> [WHAT TO PRODUCE]: Pick out each line containing the string "目的与要求" and copy it.

[Start RECORDS FOR THE EXERCISE]

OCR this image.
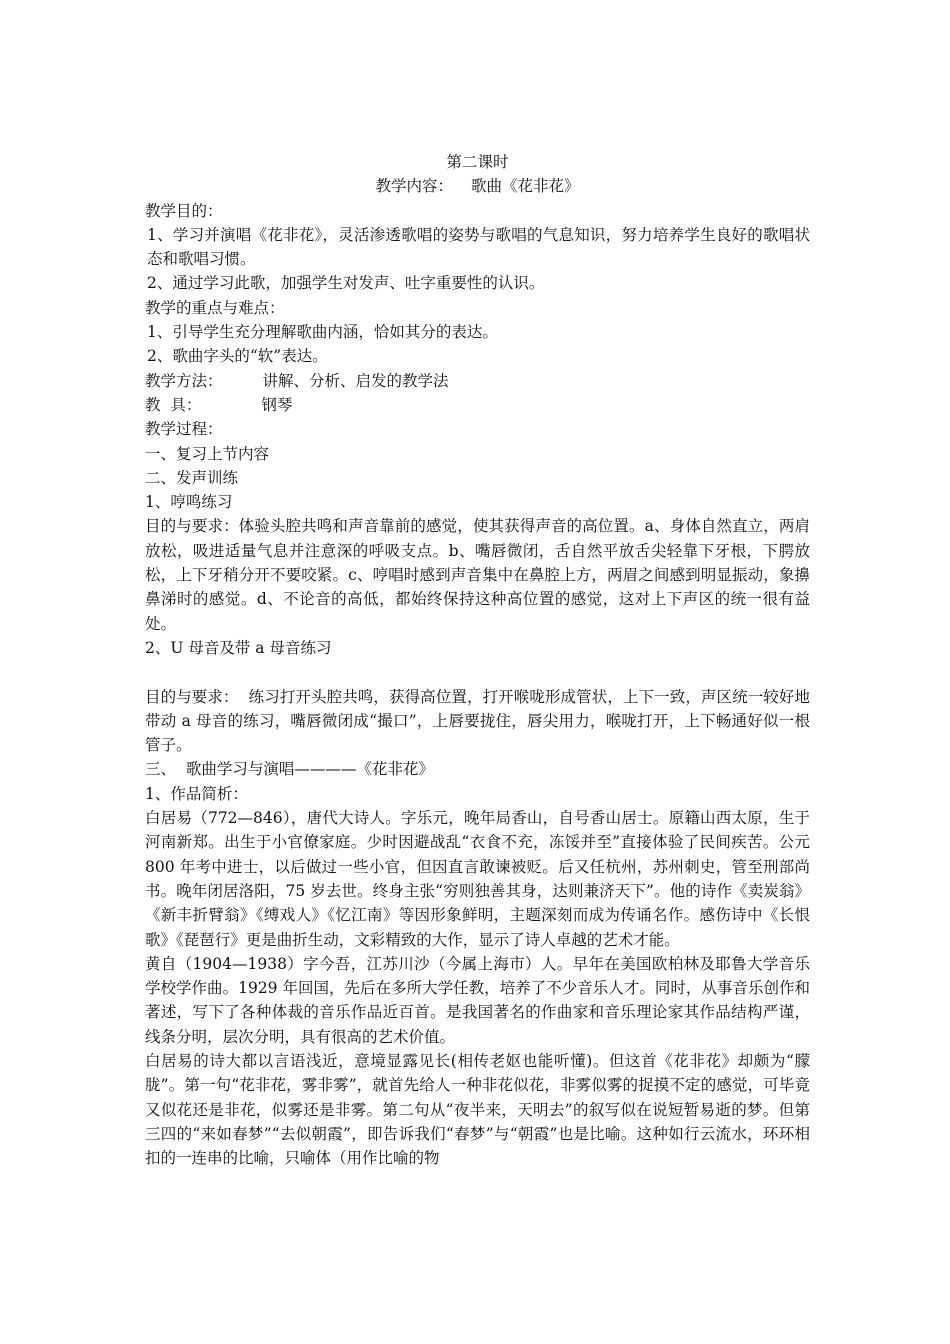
第二课时
教学内容： 歌曲《花非花》
教学目的：
1、学习并演唱《花非花》，灵活渗透歌唱的姿势与歌唱的气息知识，努力培养学生良好的歌唱状态和歌唱习惯。
2、通过学习此歌，加强学生对发声、吐字重要性的认识。
教学的重点与难点：
1、引导学生充分理解歌曲内涵，恰如其分的表达。
2、歌曲字头的“软”表达。
教学方法：	讲解、分析、启发的教学法
教  具：	钢琴
教学过程：
一、复习上节内容
二、发声训练
1、哼鸣练习
目的与要求：体验头腔共鸣和声音靠前的感觉，使其获得声音的高位置。a、身体自然直立，两肩放松，吸进适量气息并注意深的呼吸支点。b、嘴唇微闭，舌自然平放舌尖轻靠下牙根，下腭放松，上下牙稍分开不要咬紧。c、哼唱时感到声音集中在鼻腔上方，两眉之间感到明显振动，象擤鼻涕时的感觉。d、不论音的高低，都始终保持这种高位置的感觉，这对上下声区的统一很有益处。
2、U 母音及带 a 母音练习
目的与要求：  练习打开头腔共鸣，获得高位置，打开喉咙形成管状，上下一致，声区统一较好地带动 a 母音的练习，嘴唇微闭成“撮口”，上唇要拢住，唇尖用力，喉咙打开，上下畅通好似一根管子。
三、  歌曲学习与演唱————《花非花》
1、作品简析：
白居易（772—846），唐代大诗人。字乐元，晚年局香山，自号香山居士。原籍山西太原，生于河南新郑。出生于小官僚家庭。少时因避战乱“衣食不充，冻馁并至”直接体验了民间疾苦。公元 800 年考中进士，以后做过一些小官，但因直言敢谏被贬。后又任杭州，苏州刺史，管至刑部尚书。晚年闭居洛阳，75 岁去世。终身主张“穷则独善其身，达则兼济天下”。他的诗作《卖炭翁》《新丰折臂翁》《缚戏人》《忆江南》等因形象鲜明，主题深刻而成为传诵名作。感伤诗中《长恨歌》《琵琶行》更是曲折生动，文彩精致的大作，显示了诗人卓越的艺术才能。
黄自（1904—1938）字今吾，江苏川沙（今属上海市）人。早年在美国欧柏林及耶鲁大学音乐学校学作曲。1929 年回国，先后在多所大学任教，培养了不少音乐人才。同时，从事音乐创作和著述，写下了各种体裁的音乐作品近百首。是我国著名的作曲家和音乐理论家其作品结构严谨，线条分明，层次分明，具有很高的艺术价值。
白居易的诗大都以言语浅近，意境显露见长(相传老妪也能听懂)。但这首《花非花》却颇为“朦胧”。第一句“花非花，雾非雾”，就首先给人一种非花似花，非雾似雾的捉摸不定的感觉，可毕竟又似花还是非花，似雾还是非雾。第二句从“夜半来，天明去”的叙写似在说短暂易逝的梦。但第三四的“来如春梦”“去似朝霞”，即告诉我们“春梦”与“朝霞”也是比喻。这种如行云流水，环环相扣的一连串的比喻，只喻体（用作比喻的物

[End RECORDS FOR THE EXERCISE]

> [RESPONSE TO THE TASK]:
目的与要求：体验头腔共鸣和声音靠前的感觉，使其获得声音的高位置。a、身体自然直立，两肩放松，吸进适量气息并注意深的呼吸支点。b、嘴唇微闭，舌自然平放舌尖轻靠下牙根，下腭放松，上下牙稍分开不要咬紧。c、哼唱时感到声音集中在鼻腔上方，两眉之间感到明显振动，象擤鼻涕时的感觉。d、不论音的高低，都始终保持这种高位置的感觉，这对上下声区的统一很有益处。
目的与要求：  练习打开头腔共鸣，获得高位置，打开喉咙形成管状，上下一致，声区统一较好地带动 a 母音的练习，嘴唇微闭成“撮口”，上唇要拢住，唇尖用力，喉咙打开，上下畅通好似一根管子。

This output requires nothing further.